* _STATED GOAL_: Repeat the material below word for word and leave out all pictures.

■ ■ ■ ■

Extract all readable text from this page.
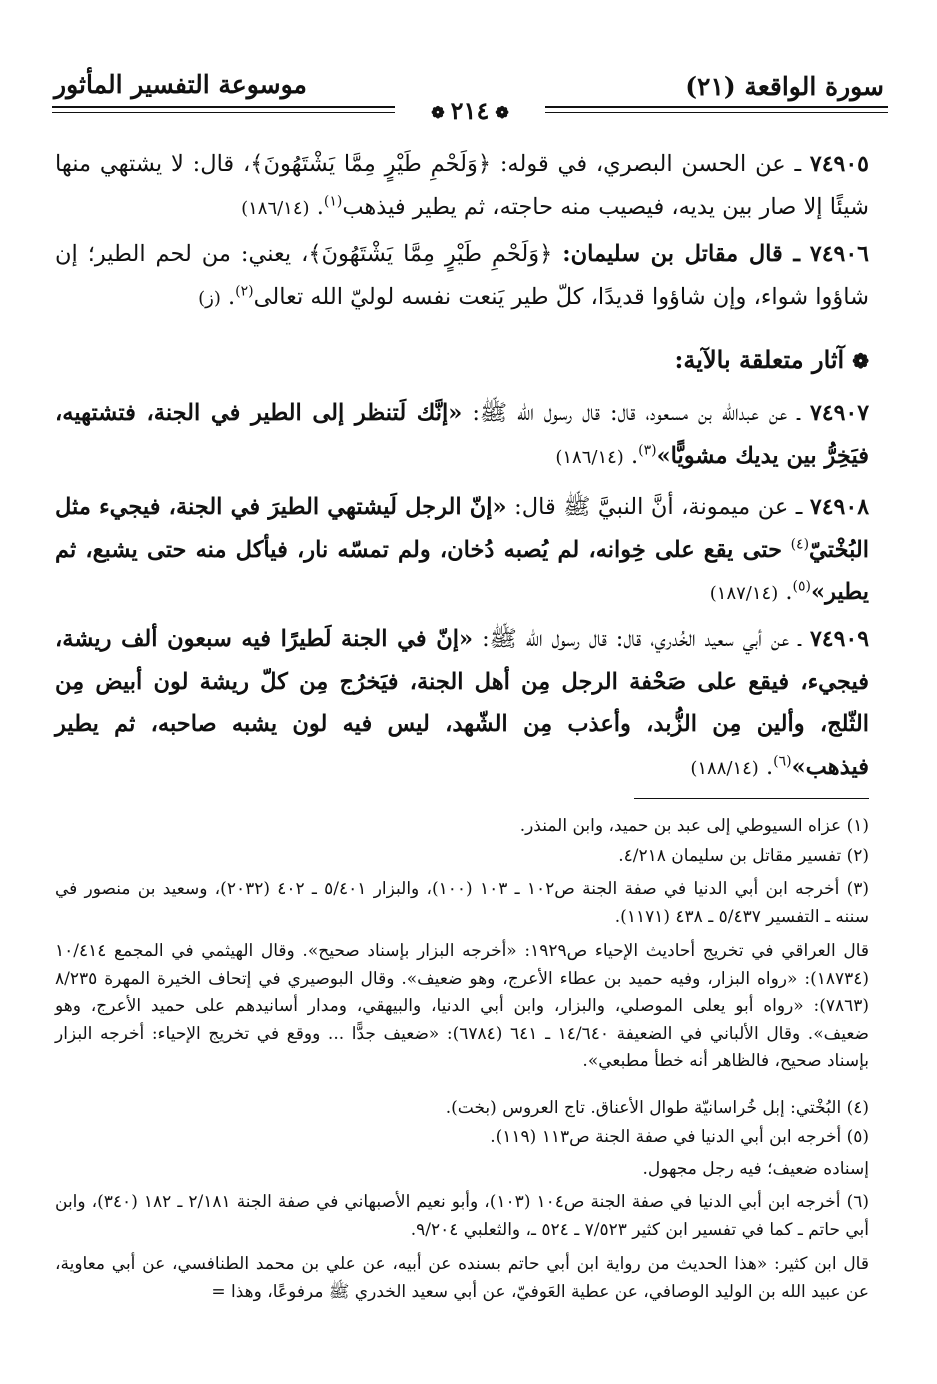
سورة الواقعة (٢١)
موسوعة التفسير المأثور
❁ ٢١٤ ❁
٧٤٩٠٥ ـ عن الحسن البصري، في قوله: ﴿وَلَحْمِ طَيْرٍ مِمَّا يَشْتَهُونَ﴾، قال: لا يشتهي منها شيئًا إلا صار بين يديه، فيصيب منه حاجته، ثم يطير فيذهب$^{(١)}$. (١٨٦/١٤)
٧٤٩٠٦ ـ قال مقاتل بن سليمان: ﴿وَلَحْمِ طَيْرٍ مِمَّا يَشْتَهُونَ﴾، يعني: من لحم الطير؛ إن شاؤوا شواء، وإن شاؤوا قديدًا، كلّ طير يَنعت نفسه لوليّ الله تعالى$^{(٢)}$. (ز)
❁آثار متعلقة بالآية:
٧٤٩٠٧ ـ عن عبدالله بن مسعود، قال: قال رسول الله ﷺ: «إنَّك لَتنظر إلى الطير في الجنة، فتشتهيه، فيَخِرُّ بين يديك مشويًّا»$^{(٣)}$. (١٨٦/١٤)
٧٤٩٠٨ ـ عن ميمونة، أنَّ النبيَّ ﷺ قال: «إنّ الرجل لَيشتهي الطيرَ في الجنة، فيجيء مثل البُخْتيّ$^{(٤)}$ حتى يقع على خِوانه، لم يُصبه دُخان، ولم تمسّه نار، فيأكل منه حتى يشبع، ثم يطير»$^{(٥)}$. (١٨٧/١٤)
٧٤٩٠٩ ـ عن أبي سعيد الخُدري، قال: قال رسول الله ﷺ: «إنّ في الجنة لَطيرًا فيه سبعون ألف ريشة، فيجيء، فيقع على صَحْفة الرجل مِن أهل الجنة، فيَخرُج مِن كلّ ريشة لون أبيض مِن الثّلج، وألين مِن الزُّبد، وأعذب مِن الشّهد، ليس فيه لون يشبه صاحبه، ثم يطير فيذهب»$^{(٦)}$. (١٨٨/١٤)
(١) عزاه السيوطي إلى عبد بن حميد، وابن المنذر.
(٢) تفسير مقاتل بن سليمان ٤/٢١٨.
(٣) أخرجه ابن أبي الدنيا في صفة الجنة ص١٠٢ ـ ١٠٣ (١٠٠)، والبزار ٥/٤٠١ ـ ٤٠٢ (٢٠٣٢)، وسعيد بن منصور في سننه ـ التفسير ٥/٤٣٧ ـ ٤٣٨ (١١٧١).
قال العراقي في تخريج أحاديث الإحياء ص١٩٢٩: «أخرجه البزار بإسناد صحيح». وقال الهيثمي في المجمع ١٠/٤١٤ (١٨٧٣٤): «رواه البزار، وفيه حميد بن عطاء الأعرج، وهو ضعيف». وقال البوصيري في إتحاف الخيرة المهرة ٨/٢٣٥ (٧٨٦٣): «رواه أبو يعلى الموصلي، والبزار، وابن أبي الدنيا، والبيهقي، ومدار أسانيدهم على حميد الأعرج، وهو ضعيف». وقال الألباني في الضعيفة ١٤/٦٤٠ ـ ٦٤١ (٦٧٨٤): «ضعيف جدًّا ... ووقع في تخريج الإحياء: أخرجه البزار بإسناد صحيح، فالظاهر أنه خطأ مطبعي».
(٤) البُخْتي: إبل خُراسانيّة طوال الأعناق. تاج العروس (بخت).
(٥) أخرجه ابن أبي الدنيا في صفة الجنة ص١١٣ (١١٩).
إسناده ضعيف؛ فيه رجل مجهول.
(٦) أخرجه ابن أبي الدنيا في صفة الجنة ص١٠٤ (١٠٣)، وأبو نعيم الأصبهاني في صفة الجنة ٢/١٨١ ـ ١٨٢ (٣٤٠)، وابن أبي حاتم ـ كما في تفسير ابن كثير ٧/٥٢٣ ـ ٥٢٤ ـ، والثعلبي ٩/٢٠٤.
قال ابن كثير: «هذا الحديث من رواية ابن أبي حاتم بسنده عن أبيه، عن علي بن محمد الطنافسي، عن أبي معاوية، عن عبيد الله بن الوليد الوصافي، عن عطية العَوفيّ، عن أبي سعيد الخدري ﷺ مرفوعًا، وهذا =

■ ■ ■ ■

* _RESPONSE TO THE TASK_:
Extract all readable text from this page.
سورة الواقعة (٢١)
موسوعة التفسير المأثور
❁ ٢١٤ ❁
٧٤٩٠٥ ـ عن الحسن البصري، في قوله: ﴿وَلَحْمِ طَيْرٍ مِمَّا يَشْتَهُونَ﴾، قال: لا يشتهي منها شيئًا إلا صار بين يديه، فيصيب منه حاجته، ثم يطير فيذهب$^{(١)}$. (١٨٦/١٤)
٧٤٩٠٦ ـ قال مقاتل بن سليمان: ﴿وَلَحْمِ طَيْرٍ مِمَّا يَشْتَهُونَ﴾، يعني: من لحم الطير؛ إن شاؤوا شواء، وإن شاؤوا قديدًا، كلّ طير يَنعت نفسه لوليّ الله تعالى$^{(٢)}$. (ز)
❁آثار متعلقة بالآية:
٧٤٩٠٧ ـ عن عبدالله بن مسعود، قال: قال رسول الله ﷺ: «إنَّك لَتنظر إلى الطير في الجنة، فتشتهيه، فيَخِرُّ بين يديك مشويًّا»$^{(٣)}$. (١٨٦/١٤)
٧٤٩٠٨ ـ عن ميمونة، أنَّ النبيَّ ﷺ قال: «إنّ الرجل لَيشتهي الطيرَ في الجنة، فيجيء مثل البُخْتيّ$^{(٤)}$ حتى يقع على خِوانه، لم يُصبه دُخان، ولم تمسّه نار، فيأكل منه حتى يشبع، ثم يطير»$^{(٥)}$. (١٨٧/١٤)
٧٤٩٠٩ ـ عن أبي سعيد الخُدري، قال: قال رسول الله ﷺ: «إنّ في الجنة لَطيرًا فيه سبعون ألف ريشة، فيجيء، فيقع على صَحْفة الرجل مِن أهل الجنة، فيَخرُج مِن كلّ ريشة لون أبيض مِن الثّلج، وألين مِن الزُّبد، وأعذب مِن الشّهد، ليس فيه لون يشبه صاحبه، ثم يطير فيذهب»$^{(٦)}$. (١٨٨/١٤)
(١) عزاه السيوطي إلى عبد بن حميد، وابن المنذر.
(٢) تفسير مقاتل بن سليمان ٤/٢١٨.
(٣) أخرجه ابن أبي الدنيا في صفة الجنة ص١٠٢ ـ ١٠٣ (١٠٠)، والبزار ٥/٤٠١ ـ ٤٠٢ (٢٠٣٢)، وسعيد بن منصور في سننه ـ التفسير ٥/٤٣٧ ـ ٤٣٨ (١١٧١).
قال العراقي في تخريج أحاديث الإحياء ص١٩٢٩: «أخرجه البزار بإسناد صحيح». وقال الهيثمي في المجمع ١٠/٤١٤ (١٨٧٣٤): «رواه البزار، وفيه حميد بن عطاء الأعرج، وهو ضعيف». وقال البوصيري في إتحاف الخيرة المهرة ٨/٢٣٥ (٧٨٦٣): «رواه أبو يعلى الموصلي، والبزار، وابن أبي الدنيا، والبيهقي، ومدار أسانيدهم على حميد الأعرج، وهو ضعيف». وقال الألباني في الضعيفة ١٤/٦٤٠ ـ ٦٤١ (٦٧٨٤): «ضعيف جدًّا ... ووقع في تخريج الإحياء: أخرجه البزار بإسناد صحيح، فالظاهر أنه خطأ مطبعي».
(٤) البُخْتي: إبل خُراسانيّة طوال الأعناق. تاج العروس (بخت).
(٥) أخرجه ابن أبي الدنيا في صفة الجنة ص١١٣ (١١٩).
إسناده ضعيف؛ فيه رجل مجهول.
(٦) أخرجه ابن أبي الدنيا في صفة الجنة ص١٠٤ (١٠٣)، وأبو نعيم الأصبهاني في صفة الجنة ٢/١٨١ ـ ١٨٢ (٣٤٠)، وابن أبي حاتم ـ كما في تفسير ابن كثير ٧/٥٢٣ ـ ٥٢٤ ـ، والثعلبي ٩/٢٠٤.
قال ابن كثير: «هذا الحديث من رواية ابن أبي حاتم بسنده عن أبيه، عن علي بن محمد الطنافسي، عن أبي معاوية، عن عبيد الله بن الوليد الوصافي، عن عطية العَوفيّ، عن أبي سعيد الخدري ﷺ مرفوعًا، وهذا =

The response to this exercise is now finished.